[Records that describe figures]
-----

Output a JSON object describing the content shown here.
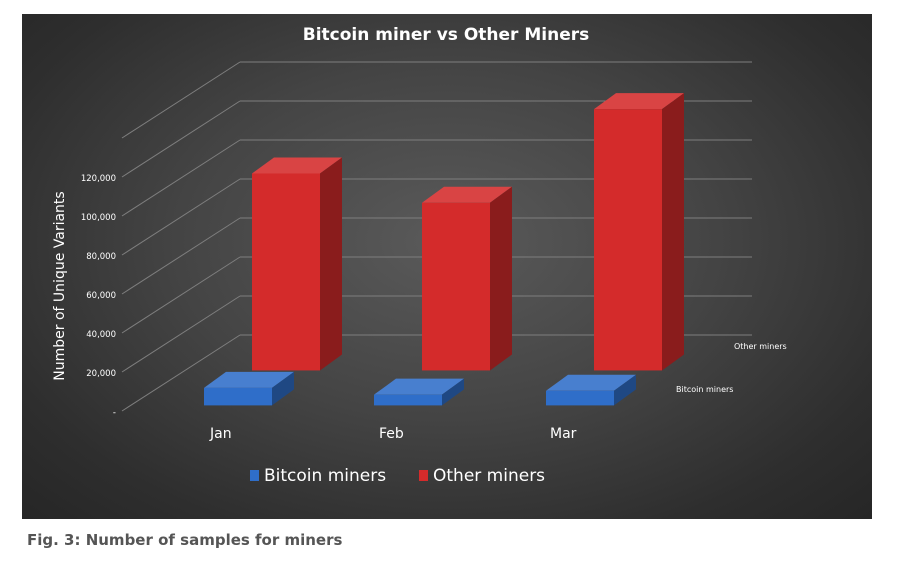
{
  "chart_data": {
    "type": "bar",
    "subtype": "3d-column",
    "title": "Bitcoin miner vs Other Miners",
    "xlabel": "",
    "ylabel": "Number of Unique Variants",
    "categories": [
      "Jan",
      "Feb",
      "Mar"
    ],
    "series": [
      {
        "name": "Bitcoin miners",
        "values": [
          9000,
          5500,
          7500
        ],
        "color": "#2f6ec9"
      },
      {
        "name": "Other miners",
        "values": [
          101000,
          86000,
          134000
        ],
        "color": "#d42b2b"
      }
    ],
    "y_ticks": [
      "-",
      "20,000",
      "40,000",
      "60,000",
      "80,000",
      "100,000",
      "120,000"
    ],
    "y_tick_values": [
      0,
      20000,
      40000,
      60000,
      80000,
      100000,
      120000
    ],
    "ylim": [
      0,
      140000
    ],
    "depth_labels": [
      "Bitcoin miners",
      "Other miners"
    ],
    "grid": true,
    "legend_position": "bottom",
    "background": "#3a3a3a"
  },
  "caption": "Fig. 3: Number of samples for miners"
}
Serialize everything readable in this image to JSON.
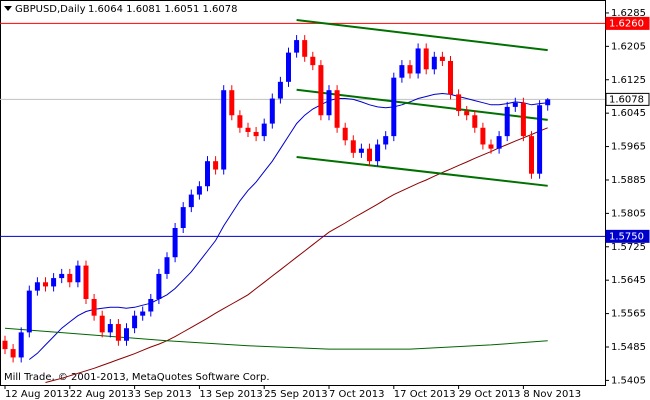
{
  "chart_data": {
    "type": "candlestick",
    "title": "GBPUSD,Daily",
    "quote": "1.6064 1.6081 1.6051 1.6078",
    "footer": "Mill Trade, © 2001-2013, MetaQuotes Software Corp.",
    "categories": [
      "12 Aug 2013",
      null,
      null,
      null,
      null,
      null,
      null,
      null,
      "22 Aug 2013",
      null,
      null,
      null,
      null,
      null,
      null,
      null,
      "3 Sep 2013",
      null,
      null,
      null,
      null,
      null,
      null,
      null,
      "13 Sep 2013",
      null,
      null,
      null,
      null,
      null,
      null,
      null,
      "25 Sep 2013",
      null,
      null,
      null,
      null,
      null,
      null,
      null,
      "7 Oct 2013",
      null,
      null,
      null,
      null,
      null,
      null,
      null,
      "17 Oct 2013",
      null,
      null,
      null,
      null,
      null,
      null,
      null,
      "29 Oct 2013",
      null,
      null,
      null,
      null,
      null,
      null,
      null,
      "8 Nov 2013",
      null,
      null,
      null
    ],
    "open": [
      1.55,
      1.548,
      1.546,
      1.552,
      1.562,
      1.564,
      1.563,
      1.565,
      1.566,
      1.564,
      1.568,
      1.56,
      1.556,
      1.552,
      1.554,
      1.55,
      1.553,
      1.556,
      1.557,
      1.56,
      1.566,
      1.57,
      1.577,
      1.582,
      1.585,
      1.587,
      1.593,
      1.591,
      1.61,
      1.604,
      1.601,
      1.6,
      1.599,
      1.602,
      1.608,
      1.612,
      1.619,
      1.622,
      1.618,
      1.616,
      1.604,
      1.61,
      1.601,
      1.598,
      1.595,
      1.596,
      1.593,
      1.597,
      1.599,
      1.613,
      1.616,
      1.614,
      1.62,
      1.615,
      1.618,
      1.617,
      1.609,
      1.605,
      1.604,
      1.601,
      1.597,
      1.596,
      1.599,
      1.606,
      1.607,
      1.599,
      1.59,
      1.6064
    ],
    "high": [
      1.5512,
      1.5492,
      1.5532,
      1.5632,
      1.5652,
      1.5652,
      1.5662,
      1.5672,
      1.5672,
      1.5692,
      1.5692,
      1.5612,
      1.5572,
      1.5552,
      1.5552,
      1.5542,
      1.5572,
      1.5582,
      1.5612,
      1.5672,
      1.5712,
      1.5782,
      1.5832,
      1.5862,
      1.5882,
      1.5942,
      1.5942,
      1.6112,
      1.6112,
      1.6052,
      1.6022,
      1.6012,
      1.6032,
      1.6092,
      1.6132,
      1.6202,
      1.6232,
      1.6232,
      1.6192,
      1.6172,
      1.6112,
      1.6112,
      1.6022,
      1.5992,
      1.5972,
      1.5972,
      1.5982,
      1.6002,
      1.6142,
      1.6172,
      1.6172,
      1.6212,
      1.6212,
      1.6192,
      1.6192,
      1.6182,
      1.6102,
      1.6062,
      1.6052,
      1.6022,
      1.5982,
      1.6002,
      1.6072,
      1.6082,
      1.6082,
      1.6002,
      1.6076,
      1.6081
    ],
    "low": [
      1.5468,
      1.5448,
      1.5448,
      1.5508,
      1.5608,
      1.5618,
      1.5618,
      1.5638,
      1.5628,
      1.5628,
      1.5588,
      1.5548,
      1.5508,
      1.5508,
      1.5488,
      1.5488,
      1.5518,
      1.5548,
      1.5558,
      1.5588,
      1.5648,
      1.5688,
      1.5758,
      1.5808,
      1.5838,
      1.5858,
      1.5898,
      1.5898,
      1.6028,
      1.5998,
      1.5988,
      1.5978,
      1.5978,
      1.6008,
      1.6068,
      1.6108,
      1.6178,
      1.6168,
      1.6148,
      1.6028,
      1.6028,
      1.5998,
      1.5968,
      1.5938,
      1.5938,
      1.5918,
      1.5918,
      1.5958,
      1.5978,
      1.6118,
      1.6128,
      1.6128,
      1.6138,
      1.6138,
      1.6158,
      1.6078,
      1.6038,
      1.6028,
      1.5998,
      1.5958,
      1.5948,
      1.5948,
      1.5978,
      1.6048,
      1.5978,
      1.5888,
      1.5888,
      1.6051
    ],
    "close": [
      1.548,
      1.546,
      1.552,
      1.562,
      1.564,
      1.563,
      1.565,
      1.566,
      1.564,
      1.568,
      1.56,
      1.556,
      1.552,
      1.554,
      1.55,
      1.553,
      1.556,
      1.557,
      1.56,
      1.566,
      1.57,
      1.577,
      1.582,
      1.585,
      1.587,
      1.593,
      1.591,
      1.61,
      1.604,
      1.601,
      1.6,
      1.599,
      1.602,
      1.608,
      1.612,
      1.619,
      1.622,
      1.618,
      1.616,
      1.604,
      1.61,
      1.601,
      1.598,
      1.595,
      1.596,
      1.593,
      1.597,
      1.599,
      1.613,
      1.616,
      1.614,
      1.62,
      1.615,
      1.618,
      1.617,
      1.609,
      1.605,
      1.604,
      1.601,
      1.597,
      1.596,
      1.599,
      1.606,
      1.607,
      1.599,
      1.59,
      1.6064,
      1.6078
    ],
    "up_color": "#0000ff",
    "down_color": "#ff0000",
    "overlays": [
      {
        "color": "#0000cc",
        "values": [
          null,
          null,
          null,
          1.5455,
          1.547,
          1.549,
          1.551,
          1.553,
          1.5545,
          1.556,
          1.557,
          1.5575,
          1.5578,
          1.558,
          1.558,
          1.5578,
          1.558,
          1.5585,
          1.559,
          1.56,
          1.561,
          1.5625,
          1.5645,
          1.5665,
          1.569,
          1.5715,
          1.574,
          1.5775,
          1.5805,
          1.5835,
          1.586,
          1.588,
          1.5905,
          1.593,
          1.596,
          1.599,
          1.602,
          1.604,
          1.6055,
          1.6065,
          1.6075,
          1.608,
          1.608,
          1.6078,
          1.6072,
          1.6065,
          1.606,
          1.6058,
          1.606,
          1.6065,
          1.6072,
          1.608,
          1.6085,
          1.609,
          1.6092,
          1.609,
          1.6085,
          1.608,
          1.6075,
          1.607,
          1.6065,
          1.6065,
          1.6068,
          1.6072,
          1.607,
          1.6065,
          1.6068,
          1.607
        ]
      },
      {
        "color": "#8b0000",
        "values": [
          null,
          null,
          null,
          null,
          null,
          1.54,
          1.5405,
          1.541,
          1.5416,
          1.5422,
          1.5428,
          1.5434,
          1.5441,
          1.5448,
          1.5455,
          1.5462,
          1.5469,
          1.5477,
          1.5485,
          1.5492,
          1.55,
          1.551,
          1.5521,
          1.5532,
          1.5543,
          1.5554,
          1.5566,
          1.5577,
          1.5588,
          1.5599,
          1.561,
          1.5625,
          1.564,
          1.5655,
          1.567,
          1.5685,
          1.57,
          1.5715,
          1.573,
          1.5745,
          1.576,
          1.5771,
          1.5782,
          1.5794,
          1.5805,
          1.5816,
          1.5827,
          1.5839,
          1.585,
          1.5859,
          1.5868,
          1.5877,
          1.5885,
          1.5894,
          1.5903,
          1.5911,
          1.592,
          1.5928,
          1.5937,
          1.5945,
          1.5953,
          1.5962,
          1.597,
          1.5978,
          1.5986,
          1.5994,
          1.6002,
          1.601
        ]
      },
      {
        "color": "#006400",
        "x": [
          0,
          10,
          20,
          30,
          40,
          50,
          60,
          67
        ],
        "values": [
          1.553,
          1.5515,
          1.55,
          1.5488,
          1.548,
          1.548,
          1.549,
          1.55
        ]
      }
    ],
    "trendlines": [
      {
        "color": "#007000",
        "from": [
          36,
          1.6268
        ],
        "to": [
          67,
          1.6196
        ]
      },
      {
        "color": "#007000",
        "from": [
          36,
          1.6101
        ],
        "to": [
          67,
          1.6029
        ]
      },
      {
        "color": "#007000",
        "from": [
          36,
          1.594
        ],
        "to": [
          67,
          1.5871
        ]
      }
    ],
    "levels": [
      {
        "value": 1.626,
        "label": "1.6260",
        "color": "#ff0000"
      },
      {
        "value": 1.6078,
        "label": "1.6078",
        "color": "#c0c0c0"
      },
      {
        "value": 1.575,
        "label": "1.5750",
        "color": "#0000cc"
      }
    ],
    "ylim": [
      1.5394,
      1.6316
    ],
    "yticks": [
      1.6285,
      1.6205,
      1.6125,
      1.6045,
      1.5965,
      1.5885,
      1.5805,
      1.5725,
      1.5645,
      1.5565,
      1.5485,
      1.5405
    ]
  }
}
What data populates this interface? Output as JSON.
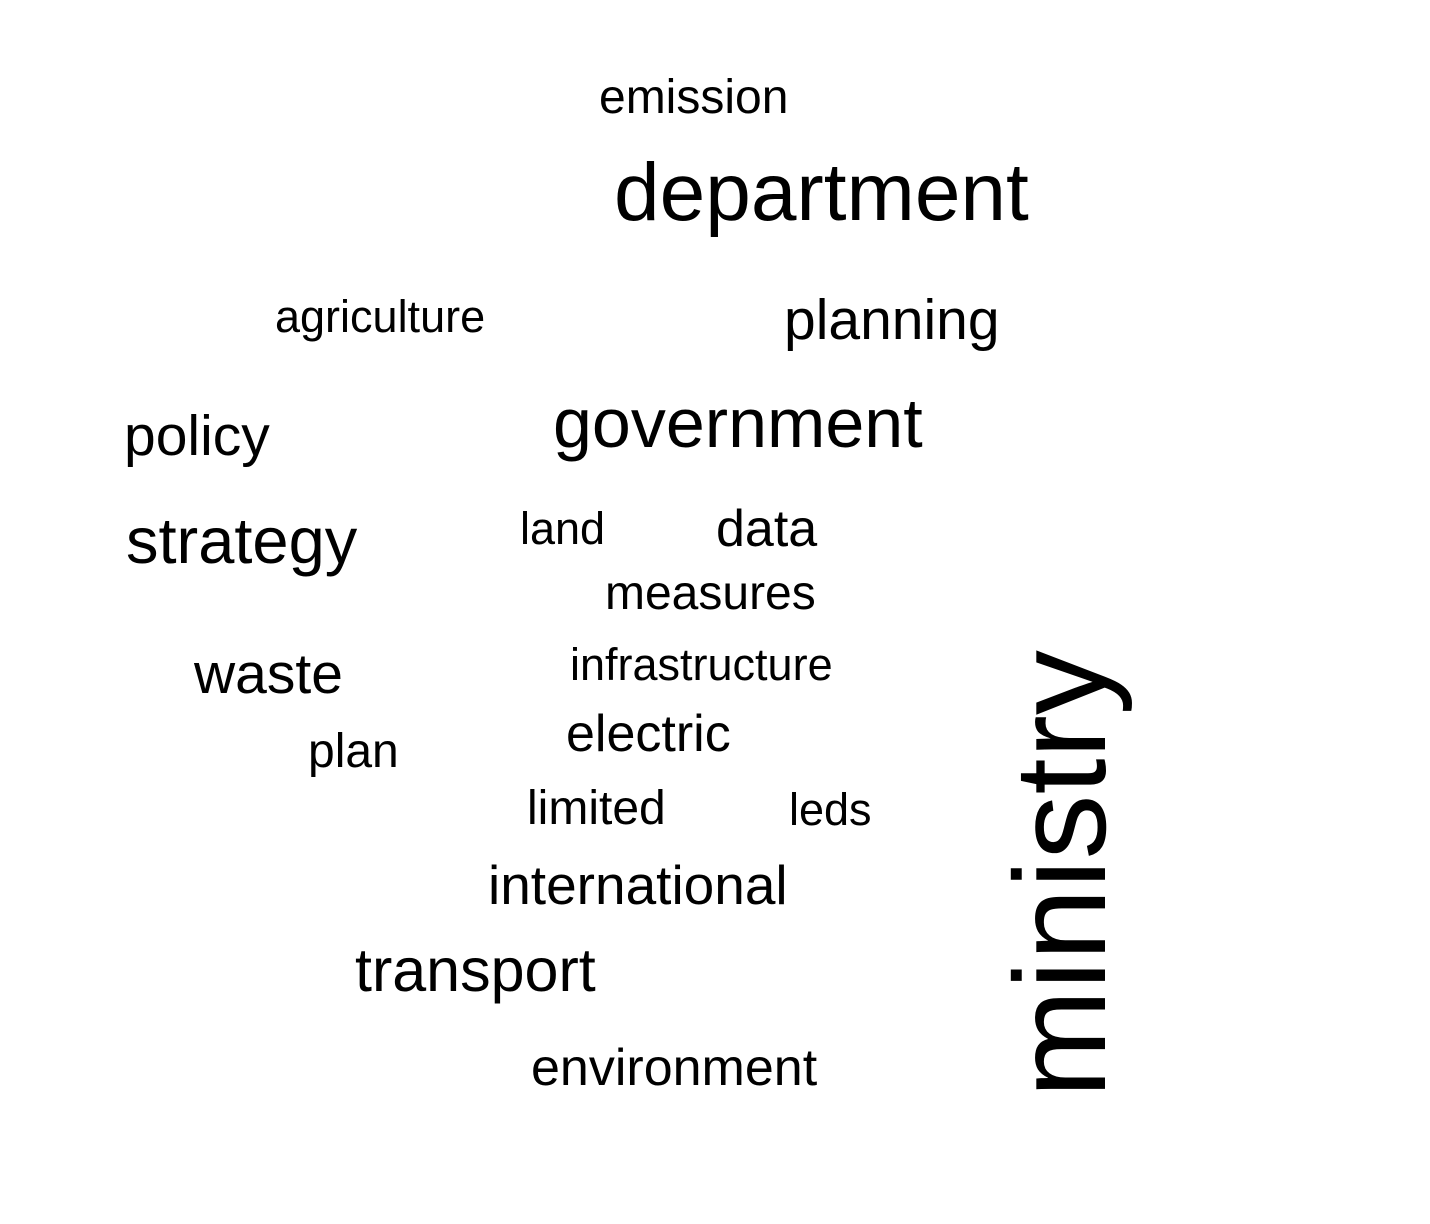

-----

EXERCISE PROMPT:
How many of the lines in the listing above hold the word "Bitcoin"? Report only that figure.

SOLUTION FOR THIS PROBLEM:
3